Stated problem: Copy out the lines that include the word "وقال".
======== Material to process ========
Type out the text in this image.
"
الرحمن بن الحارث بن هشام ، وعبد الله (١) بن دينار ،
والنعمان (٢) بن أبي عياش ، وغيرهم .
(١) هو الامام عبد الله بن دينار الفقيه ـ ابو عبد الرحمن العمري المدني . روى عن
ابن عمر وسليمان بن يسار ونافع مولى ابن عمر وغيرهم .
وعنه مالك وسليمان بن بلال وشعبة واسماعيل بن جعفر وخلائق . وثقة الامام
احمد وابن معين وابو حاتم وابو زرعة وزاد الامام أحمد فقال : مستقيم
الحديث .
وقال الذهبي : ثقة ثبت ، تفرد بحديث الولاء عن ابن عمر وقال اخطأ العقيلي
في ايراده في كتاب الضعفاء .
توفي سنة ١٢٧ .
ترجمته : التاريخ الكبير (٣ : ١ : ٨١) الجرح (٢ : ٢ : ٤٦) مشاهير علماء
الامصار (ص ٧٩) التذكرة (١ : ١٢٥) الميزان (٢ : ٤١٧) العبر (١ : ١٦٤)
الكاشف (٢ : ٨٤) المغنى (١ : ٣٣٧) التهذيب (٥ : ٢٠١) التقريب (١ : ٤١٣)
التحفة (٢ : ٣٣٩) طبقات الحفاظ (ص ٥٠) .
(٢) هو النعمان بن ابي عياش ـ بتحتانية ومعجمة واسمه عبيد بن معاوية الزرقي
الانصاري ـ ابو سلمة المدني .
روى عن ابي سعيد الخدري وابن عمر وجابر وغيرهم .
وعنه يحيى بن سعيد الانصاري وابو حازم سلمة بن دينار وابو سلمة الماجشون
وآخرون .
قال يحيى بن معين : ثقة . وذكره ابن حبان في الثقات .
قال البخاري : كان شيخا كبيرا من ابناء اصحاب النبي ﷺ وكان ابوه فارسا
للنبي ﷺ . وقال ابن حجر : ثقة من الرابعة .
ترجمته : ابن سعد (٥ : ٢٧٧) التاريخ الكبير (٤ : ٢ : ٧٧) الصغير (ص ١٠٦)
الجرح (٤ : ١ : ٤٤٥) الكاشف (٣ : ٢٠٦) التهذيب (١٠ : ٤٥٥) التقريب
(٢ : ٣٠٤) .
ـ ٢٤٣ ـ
========
======== Material to process ========
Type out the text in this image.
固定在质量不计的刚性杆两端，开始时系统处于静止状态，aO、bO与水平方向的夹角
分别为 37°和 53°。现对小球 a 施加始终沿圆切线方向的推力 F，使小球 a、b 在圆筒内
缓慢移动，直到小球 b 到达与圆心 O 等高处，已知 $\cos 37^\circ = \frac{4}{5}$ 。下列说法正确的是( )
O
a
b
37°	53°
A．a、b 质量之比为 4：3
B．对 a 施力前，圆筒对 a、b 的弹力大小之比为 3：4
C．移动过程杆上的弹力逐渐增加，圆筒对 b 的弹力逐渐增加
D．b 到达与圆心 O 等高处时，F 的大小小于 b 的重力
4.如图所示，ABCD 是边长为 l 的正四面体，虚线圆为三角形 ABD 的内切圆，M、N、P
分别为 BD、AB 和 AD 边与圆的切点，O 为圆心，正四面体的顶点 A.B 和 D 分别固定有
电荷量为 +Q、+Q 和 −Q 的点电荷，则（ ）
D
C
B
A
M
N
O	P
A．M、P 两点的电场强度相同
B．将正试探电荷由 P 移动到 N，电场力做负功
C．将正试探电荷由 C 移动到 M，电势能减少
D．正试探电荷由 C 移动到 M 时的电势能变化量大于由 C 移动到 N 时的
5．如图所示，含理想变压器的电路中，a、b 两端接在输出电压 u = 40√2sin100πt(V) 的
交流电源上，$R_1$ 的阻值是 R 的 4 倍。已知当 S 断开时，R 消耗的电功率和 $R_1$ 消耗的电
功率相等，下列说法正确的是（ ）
========
Output of the task:
وقال الذهبي : ثقة ثبت ، تفرد بحديث الولاء عن ابن عمر وقال اخطأ العقيلي
للنبي ﷺ . وقال ابن حجر : ثقة من الرابعة .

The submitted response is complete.